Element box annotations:
** BEGIN **
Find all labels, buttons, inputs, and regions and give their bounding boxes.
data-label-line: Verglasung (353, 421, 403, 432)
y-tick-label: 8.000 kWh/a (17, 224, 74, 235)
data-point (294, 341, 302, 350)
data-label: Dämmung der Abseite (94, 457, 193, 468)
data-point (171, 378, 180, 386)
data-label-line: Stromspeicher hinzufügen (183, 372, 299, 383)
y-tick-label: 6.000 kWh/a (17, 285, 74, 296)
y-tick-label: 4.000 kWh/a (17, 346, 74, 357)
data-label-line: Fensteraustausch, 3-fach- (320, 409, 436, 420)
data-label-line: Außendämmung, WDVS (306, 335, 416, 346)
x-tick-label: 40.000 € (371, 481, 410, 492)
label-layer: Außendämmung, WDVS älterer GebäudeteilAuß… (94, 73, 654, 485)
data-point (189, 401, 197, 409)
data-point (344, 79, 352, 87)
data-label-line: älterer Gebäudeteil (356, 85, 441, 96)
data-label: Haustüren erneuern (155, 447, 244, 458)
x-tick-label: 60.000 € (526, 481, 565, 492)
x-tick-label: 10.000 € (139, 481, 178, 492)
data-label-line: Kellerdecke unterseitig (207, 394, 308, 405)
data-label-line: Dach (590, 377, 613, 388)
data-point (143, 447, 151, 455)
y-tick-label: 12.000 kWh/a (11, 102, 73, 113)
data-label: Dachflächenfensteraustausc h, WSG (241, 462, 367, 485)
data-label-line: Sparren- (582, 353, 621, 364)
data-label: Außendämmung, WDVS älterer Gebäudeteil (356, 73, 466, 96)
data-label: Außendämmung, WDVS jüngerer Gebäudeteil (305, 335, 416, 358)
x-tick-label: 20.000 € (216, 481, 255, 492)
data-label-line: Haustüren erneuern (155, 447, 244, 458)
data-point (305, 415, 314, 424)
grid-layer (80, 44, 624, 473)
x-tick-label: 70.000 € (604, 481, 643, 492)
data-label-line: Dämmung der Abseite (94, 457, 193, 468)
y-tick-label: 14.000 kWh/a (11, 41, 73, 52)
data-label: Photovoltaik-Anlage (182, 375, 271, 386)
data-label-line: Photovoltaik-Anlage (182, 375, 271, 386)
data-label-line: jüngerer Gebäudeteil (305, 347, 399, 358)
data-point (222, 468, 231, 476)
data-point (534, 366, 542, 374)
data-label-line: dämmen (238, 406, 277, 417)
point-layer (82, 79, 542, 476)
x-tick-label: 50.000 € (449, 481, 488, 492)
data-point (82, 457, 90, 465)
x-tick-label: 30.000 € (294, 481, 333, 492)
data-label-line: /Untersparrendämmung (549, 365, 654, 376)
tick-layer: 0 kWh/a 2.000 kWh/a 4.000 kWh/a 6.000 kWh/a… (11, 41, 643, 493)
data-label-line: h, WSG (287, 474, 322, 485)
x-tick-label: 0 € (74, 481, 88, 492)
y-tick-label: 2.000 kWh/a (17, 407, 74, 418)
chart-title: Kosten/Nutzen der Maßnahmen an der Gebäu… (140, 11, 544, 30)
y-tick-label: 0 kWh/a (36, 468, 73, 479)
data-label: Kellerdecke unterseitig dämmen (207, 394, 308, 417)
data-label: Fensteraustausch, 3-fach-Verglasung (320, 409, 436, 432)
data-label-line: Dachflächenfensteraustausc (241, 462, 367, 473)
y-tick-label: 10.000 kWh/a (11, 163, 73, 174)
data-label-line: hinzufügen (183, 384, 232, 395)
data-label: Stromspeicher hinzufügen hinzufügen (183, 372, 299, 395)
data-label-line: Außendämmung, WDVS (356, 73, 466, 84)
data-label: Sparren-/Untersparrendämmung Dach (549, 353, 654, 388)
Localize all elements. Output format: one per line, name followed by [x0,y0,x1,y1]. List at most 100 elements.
** END **
** BEGIN **
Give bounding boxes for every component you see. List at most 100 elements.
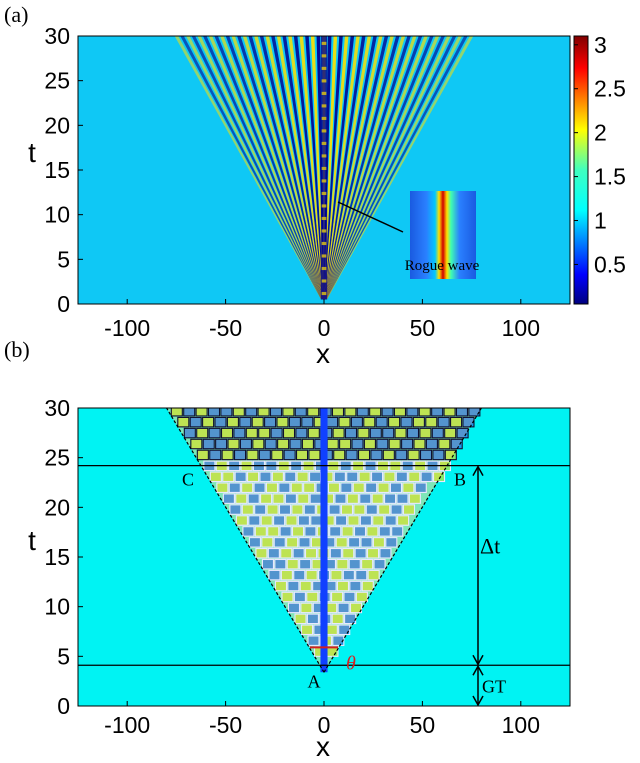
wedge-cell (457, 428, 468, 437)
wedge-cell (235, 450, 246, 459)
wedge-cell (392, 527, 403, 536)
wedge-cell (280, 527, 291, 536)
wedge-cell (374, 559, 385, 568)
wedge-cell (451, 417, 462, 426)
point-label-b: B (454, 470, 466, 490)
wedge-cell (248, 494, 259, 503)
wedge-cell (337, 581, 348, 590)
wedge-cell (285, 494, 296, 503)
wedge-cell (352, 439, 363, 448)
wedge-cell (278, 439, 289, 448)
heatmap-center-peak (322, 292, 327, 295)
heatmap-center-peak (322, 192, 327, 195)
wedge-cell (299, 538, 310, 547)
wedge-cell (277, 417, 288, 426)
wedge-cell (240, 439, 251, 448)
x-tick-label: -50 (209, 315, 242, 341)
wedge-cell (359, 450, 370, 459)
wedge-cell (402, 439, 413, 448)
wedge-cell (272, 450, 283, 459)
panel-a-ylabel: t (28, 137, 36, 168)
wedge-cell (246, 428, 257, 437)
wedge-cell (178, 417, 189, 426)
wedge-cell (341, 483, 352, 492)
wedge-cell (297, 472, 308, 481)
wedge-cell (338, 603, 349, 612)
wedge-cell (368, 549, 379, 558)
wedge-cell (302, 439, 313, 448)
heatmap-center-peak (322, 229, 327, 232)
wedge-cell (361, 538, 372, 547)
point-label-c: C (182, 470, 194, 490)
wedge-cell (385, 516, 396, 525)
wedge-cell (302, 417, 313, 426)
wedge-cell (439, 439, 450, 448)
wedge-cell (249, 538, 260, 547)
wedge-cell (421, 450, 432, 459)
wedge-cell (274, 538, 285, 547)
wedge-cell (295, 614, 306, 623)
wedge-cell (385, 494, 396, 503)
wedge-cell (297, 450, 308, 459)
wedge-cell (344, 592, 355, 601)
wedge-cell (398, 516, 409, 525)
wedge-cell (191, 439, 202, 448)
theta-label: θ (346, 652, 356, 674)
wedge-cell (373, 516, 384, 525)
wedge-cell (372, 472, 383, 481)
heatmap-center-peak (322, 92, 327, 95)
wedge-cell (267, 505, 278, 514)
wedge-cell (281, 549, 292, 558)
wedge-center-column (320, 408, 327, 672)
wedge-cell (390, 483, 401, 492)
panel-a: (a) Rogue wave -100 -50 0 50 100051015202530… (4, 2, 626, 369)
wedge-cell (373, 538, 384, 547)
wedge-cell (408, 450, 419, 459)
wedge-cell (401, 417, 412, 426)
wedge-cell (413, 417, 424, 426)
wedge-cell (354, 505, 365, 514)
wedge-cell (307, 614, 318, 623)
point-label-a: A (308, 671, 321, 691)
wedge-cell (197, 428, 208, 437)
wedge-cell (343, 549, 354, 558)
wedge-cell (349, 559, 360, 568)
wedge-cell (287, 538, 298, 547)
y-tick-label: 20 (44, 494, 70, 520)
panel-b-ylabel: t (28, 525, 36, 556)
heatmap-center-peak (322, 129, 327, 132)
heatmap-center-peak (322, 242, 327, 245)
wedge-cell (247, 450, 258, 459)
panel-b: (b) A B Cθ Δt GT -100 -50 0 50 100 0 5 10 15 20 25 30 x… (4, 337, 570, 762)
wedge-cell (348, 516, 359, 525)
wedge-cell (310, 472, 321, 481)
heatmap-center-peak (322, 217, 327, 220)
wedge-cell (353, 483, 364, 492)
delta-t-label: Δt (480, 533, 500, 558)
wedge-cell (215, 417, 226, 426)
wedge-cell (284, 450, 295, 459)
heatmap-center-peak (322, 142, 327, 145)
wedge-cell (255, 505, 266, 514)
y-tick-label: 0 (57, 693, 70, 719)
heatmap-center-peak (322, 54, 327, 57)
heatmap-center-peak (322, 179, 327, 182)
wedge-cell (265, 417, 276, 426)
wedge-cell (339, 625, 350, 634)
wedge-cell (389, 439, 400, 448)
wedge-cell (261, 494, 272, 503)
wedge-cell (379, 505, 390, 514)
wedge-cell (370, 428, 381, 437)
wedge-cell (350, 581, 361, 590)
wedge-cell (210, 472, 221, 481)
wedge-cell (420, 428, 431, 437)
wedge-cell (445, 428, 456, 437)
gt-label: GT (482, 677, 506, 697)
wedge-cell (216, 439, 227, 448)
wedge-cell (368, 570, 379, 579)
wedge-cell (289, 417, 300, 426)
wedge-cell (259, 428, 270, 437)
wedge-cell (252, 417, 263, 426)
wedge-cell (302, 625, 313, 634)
** END **
**Directions for this task:**
Please return the lines of data unchanged, starting at the line that contains "wedge-cell (457, 428, 468, 437)" and ending at the line that contains "wedge-cell (390, 483, 401, 492)", with both of those lines included.

**Full output:**
wedge-cell (457, 428, 468, 437)
wedge-cell (235, 450, 246, 459)
wedge-cell (392, 527, 403, 536)
wedge-cell (280, 527, 291, 536)
wedge-cell (374, 559, 385, 568)
wedge-cell (451, 417, 462, 426)
point-label-b: B (454, 470, 466, 490)
wedge-cell (248, 494, 259, 503)
wedge-cell (337, 581, 348, 590)
wedge-cell (285, 494, 296, 503)
wedge-cell (352, 439, 363, 448)
wedge-cell (278, 439, 289, 448)
heatmap-center-peak (322, 292, 327, 295)
heatmap-center-peak (322, 192, 327, 195)
wedge-cell (299, 538, 310, 547)
wedge-cell (277, 417, 288, 426)
wedge-cell (240, 439, 251, 448)
x-tick-label: -50 (209, 315, 242, 341)
wedge-cell (359, 450, 370, 459)
wedge-cell (402, 439, 413, 448)
wedge-cell (272, 450, 283, 459)
panel-a-ylabel: t (28, 137, 36, 168)
wedge-cell (246, 428, 257, 437)
wedge-cell (178, 417, 189, 426)
wedge-cell (341, 483, 352, 492)
wedge-cell (297, 472, 308, 481)
wedge-cell (338, 603, 349, 612)
wedge-cell (368, 549, 379, 558)
wedge-cell (302, 439, 313, 448)
heatmap-center-peak (322, 229, 327, 232)
wedge-cell (361, 538, 372, 547)
point-label-c: C (182, 470, 194, 490)
wedge-cell (385, 516, 396, 525)
wedge-cell (302, 417, 313, 426)
wedge-cell (439, 439, 450, 448)
wedge-cell (249, 538, 260, 547)
wedge-cell (421, 450, 432, 459)
wedge-cell (274, 538, 285, 547)
wedge-cell (295, 614, 306, 623)
wedge-cell (385, 494, 396, 503)
wedge-cell (297, 450, 308, 459)
wedge-cell (344, 592, 355, 601)
wedge-cell (398, 516, 409, 525)
wedge-cell (191, 439, 202, 448)
theta-label: θ (346, 652, 356, 674)
wedge-cell (373, 516, 384, 525)
wedge-cell (372, 472, 383, 481)
heatmap-center-peak (322, 92, 327, 95)
wedge-cell (267, 505, 278, 514)
wedge-cell (281, 549, 292, 558)
wedge-center-column (320, 408, 327, 672)
wedge-cell (390, 483, 401, 492)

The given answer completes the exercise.